◆ Supplied entries
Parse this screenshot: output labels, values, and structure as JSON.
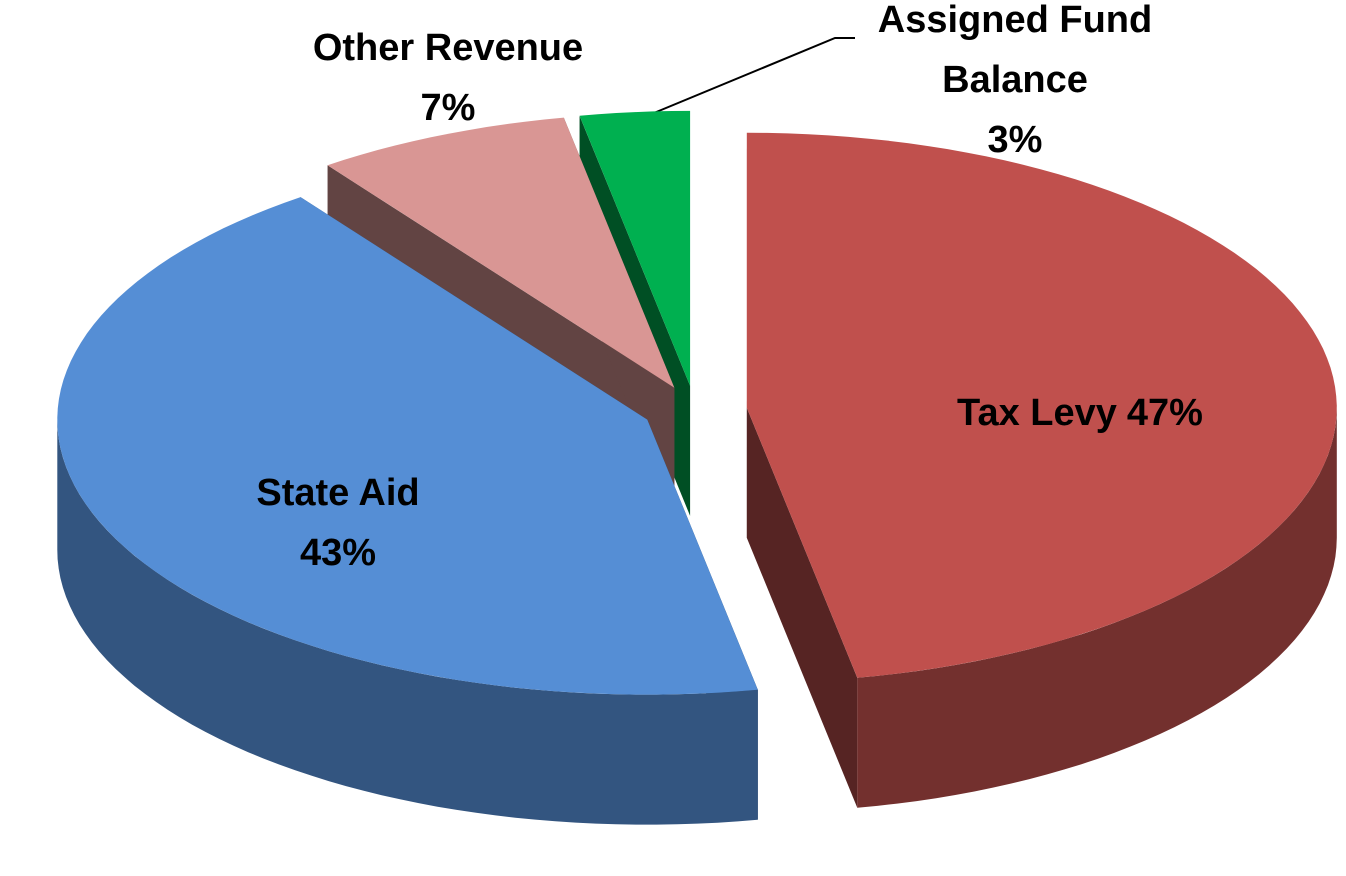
{
  "chart_data": {
    "type": "pie3d",
    "categories": [
      "Tax Levy",
      "State Aid",
      "Other Revenue",
      "Assigned Fund Balance"
    ],
    "values": [
      47,
      43,
      7,
      3
    ],
    "value_labels": [
      "47%",
      "43%",
      "7%",
      "3%"
    ],
    "colors": [
      "#c0504d",
      "#558ed5",
      "#d99694",
      "#00b050"
    ]
  }
}
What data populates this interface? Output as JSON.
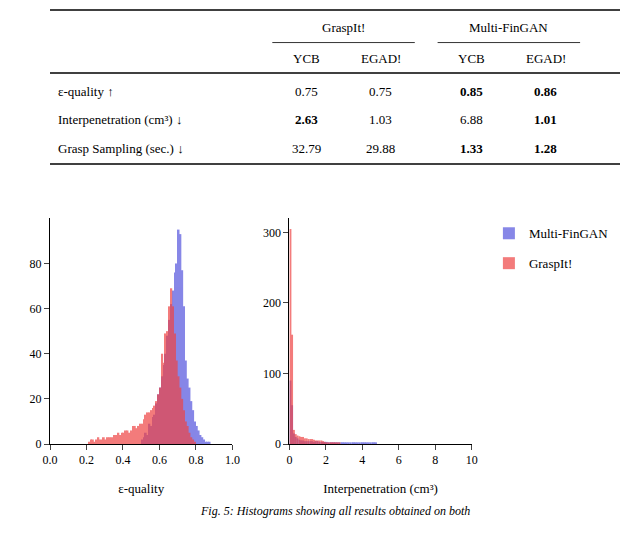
{
  "chart_data": [
    {
      "type": "table",
      "col_groups": [
        "GraspIt!",
        "Multi-FinGAN"
      ],
      "col_group_span": [
        2,
        2
      ],
      "col_headers": [
        "YCB",
        "EGAD!",
        "YCB",
        "EGAD!"
      ],
      "rows": [
        {
          "label": "ε-quality ↑",
          "values": [
            "0.75",
            "0.75",
            "0.85",
            "0.86"
          ],
          "bold": [
            false,
            false,
            true,
            true
          ]
        },
        {
          "label": "Interpenetration (cm³) ↓",
          "values": [
            "2.63",
            "1.03",
            "6.88",
            "1.01"
          ],
          "bold": [
            true,
            false,
            false,
            true
          ]
        },
        {
          "label": "Grasp Sampling (sec.) ↓",
          "values": [
            "32.79",
            "29.88",
            "1.33",
            "1.28"
          ],
          "bold": [
            false,
            false,
            true,
            true
          ]
        }
      ]
    },
    {
      "type": "histogram",
      "xlabel": "ε-quality",
      "xlim": [
        0,
        1
      ],
      "ylim": [
        0,
        100
      ],
      "xticks": [
        {
          "value": 0,
          "label": "0.0"
        },
        0.2,
        0.4,
        0.6,
        0.8,
        {
          "value": 1.0,
          "label": "1.0"
        }
      ],
      "yticks": [
        0,
        20,
        40,
        60,
        80
      ],
      "grid": false,
      "bins": [
        0,
        0.01,
        0.02,
        0.03,
        0.04,
        0.05,
        0.06,
        0.07,
        0.08,
        0.09,
        0.1,
        0.11,
        0.12,
        0.13,
        0.14,
        0.15,
        0.16,
        0.17,
        0.18,
        0.19,
        0.2,
        0.21,
        0.22,
        0.23,
        0.24,
        0.25,
        0.26,
        0.27,
        0.28,
        0.29,
        0.3,
        0.31,
        0.32,
        0.33,
        0.34,
        0.35,
        0.36,
        0.37,
        0.38,
        0.39,
        0.4,
        0.41,
        0.42,
        0.43,
        0.44,
        0.45,
        0.46,
        0.47,
        0.48,
        0.49,
        0.5,
        0.51,
        0.52,
        0.53,
        0.54,
        0.55,
        0.56,
        0.57,
        0.58,
        0.59,
        0.6,
        0.61,
        0.62,
        0.63,
        0.64,
        0.65,
        0.66,
        0.67,
        0.68,
        0.69,
        0.7,
        0.71,
        0.72,
        0.73,
        0.74,
        0.75,
        0.76,
        0.77,
        0.78,
        0.79,
        0.8,
        0.81,
        0.82,
        0.83,
        0.84,
        0.85,
        0.86,
        0.87,
        0.88,
        0.89,
        0.9,
        0.91,
        0.92,
        0.93,
        0.94,
        0.95,
        0.96,
        0.97,
        0.98,
        0.99,
        1
      ],
      "series": [
        {
          "name": "Multi-FinGAN",
          "color": "#5555dd",
          "values": [
            0,
            0,
            0,
            0,
            0,
            0,
            0,
            0,
            0,
            0,
            0,
            0,
            0,
            0,
            0,
            0,
            0,
            0,
            0,
            0,
            0,
            0,
            0,
            0,
            0,
            0,
            0,
            0,
            0,
            0,
            0,
            0,
            0,
            0,
            0,
            0,
            0,
            0,
            0,
            0,
            0,
            0,
            0,
            0,
            0,
            0,
            0,
            0,
            0,
            0,
            2,
            3,
            5,
            4,
            9,
            8,
            12,
            13,
            18,
            22,
            25,
            30,
            35,
            40,
            48,
            55,
            62,
            68,
            76,
            80,
            95,
            93,
            77,
            61,
            37,
            29,
            25,
            19,
            15,
            10,
            8,
            6,
            4,
            3,
            2,
            1,
            1,
            1,
            0,
            0,
            0,
            0,
            0,
            0,
            0,
            0,
            0,
            0,
            0,
            0
          ]
        },
        {
          "name": "GraspIt!",
          "color": "#ee4444",
          "values": [
            0,
            0,
            0,
            0,
            0,
            0,
            0,
            0,
            0,
            0,
            0,
            0,
            0,
            0,
            0,
            0,
            0,
            0,
            0,
            0,
            0,
            1,
            2,
            2,
            1,
            2,
            3,
            2,
            2,
            3,
            2,
            3,
            3,
            3,
            3,
            4,
            4,
            5,
            4,
            5,
            5,
            6,
            6,
            5,
            6,
            8,
            8,
            7,
            8,
            9,
            9,
            11,
            13,
            14,
            14,
            15,
            16,
            17,
            19,
            22,
            25,
            40,
            36,
            49,
            50,
            61,
            69,
            61,
            49,
            37,
            30,
            25,
            20,
            15,
            10,
            8,
            5,
            3,
            2,
            1,
            0,
            0,
            0,
            0,
            0,
            0,
            0,
            0,
            0,
            0,
            0,
            0,
            0,
            0,
            0,
            0,
            0,
            0,
            0,
            0
          ]
        }
      ]
    },
    {
      "type": "histogram",
      "xlabel": "Interpenetration (cm³)",
      "xlim": [
        0,
        10
      ],
      "ylim": [
        0,
        320
      ],
      "xticks": [
        0,
        2,
        4,
        6,
        8,
        10
      ],
      "yticks": [
        0,
        100,
        200,
        300
      ],
      "grid": false,
      "bins": [
        0,
        0.1,
        0.2,
        0.3,
        0.4,
        0.5,
        0.6,
        0.7,
        0.8,
        0.9,
        1,
        1.1,
        1.2,
        1.3,
        1.4,
        1.5,
        1.6,
        1.7,
        1.8,
        1.9,
        2,
        2.1,
        2.2,
        2.3,
        2.4,
        2.5,
        2.6,
        2.7,
        2.8,
        2.9,
        3,
        3.1,
        3.2,
        3.3,
        3.4,
        3.5,
        3.6,
        3.7,
        3.8,
        3.9,
        4,
        4.1,
        4.2,
        4.3,
        4.4,
        4.5,
        4.6,
        4.7,
        4.8,
        4.9,
        5,
        5.1,
        5.2,
        5.3,
        5.4,
        5.5,
        5.6,
        5.7,
        5.8,
        5.9,
        6,
        6.1,
        6.2,
        6.3,
        6.4,
        6.5,
        6.6,
        6.7,
        6.8,
        6.9,
        7,
        7.1,
        7.2,
        7.3,
        7.4,
        7.5,
        7.6,
        7.7,
        7.8,
        7.9,
        8,
        8.1,
        8.2,
        8.3,
        8.4,
        8.5,
        8.6,
        8.7,
        8.8,
        8.9,
        9,
        9.1,
        9.2,
        9.3,
        9.4,
        9.5,
        9.6,
        9.7,
        9.8,
        9.9,
        10
      ],
      "series": [
        {
          "name": "Multi-FinGAN",
          "color": "#5555dd",
          "values": [
            90,
            55,
            15,
            10,
            8,
            6,
            5,
            5,
            4,
            4,
            4,
            4,
            4,
            3,
            4,
            4,
            3,
            3,
            3,
            3,
            3,
            2,
            2,
            2,
            2,
            2,
            2,
            2,
            2,
            1,
            1,
            1,
            1,
            1,
            1,
            1,
            1,
            1,
            1,
            1,
            1,
            1,
            1,
            1,
            1,
            1,
            1,
            1,
            0,
            0,
            0,
            0,
            0,
            0,
            0,
            0,
            0,
            0,
            0,
            0,
            0,
            0,
            0,
            0,
            0,
            0,
            0,
            0,
            0,
            0,
            0,
            0,
            0,
            0,
            0,
            0,
            0,
            0,
            0,
            0,
            0,
            0,
            0,
            0,
            0,
            0,
            0,
            0,
            0,
            0,
            0,
            0,
            0,
            0,
            0,
            0,
            0,
            0,
            0,
            0
          ]
        },
        {
          "name": "GraspIt!",
          "color": "#ee4444",
          "values": [
            305,
            155,
            20,
            14,
            12,
            11,
            10,
            10,
            8,
            8,
            7,
            7,
            7,
            6,
            5,
            5,
            5,
            5,
            4,
            3,
            2,
            2,
            2,
            1,
            1,
            1,
            1,
            1,
            0,
            0,
            0,
            0,
            0,
            0,
            0,
            0,
            0,
            0,
            0,
            0,
            0,
            0,
            0,
            0,
            0,
            0,
            0,
            0,
            0,
            0,
            0,
            0,
            0,
            0,
            0,
            0,
            0,
            0,
            0,
            0,
            0,
            0,
            0,
            0,
            0,
            0,
            0,
            0,
            0,
            0,
            0,
            0,
            0,
            0,
            0,
            0,
            0,
            0,
            0,
            0,
            0,
            0,
            0,
            0,
            0,
            0,
            0,
            0,
            0,
            0,
            0,
            0,
            0,
            0,
            0,
            0,
            0,
            0,
            0,
            0
          ]
        }
      ]
    }
  ],
  "caption": "Fig. 5: Histograms showing all results obtained on both"
}
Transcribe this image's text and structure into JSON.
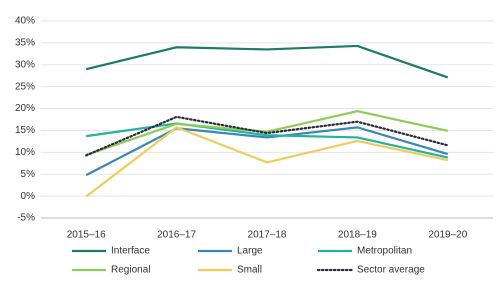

◆ Work instructions
What is the number of lines containing "structure"? Give that number only.

◆ Exercise solution
2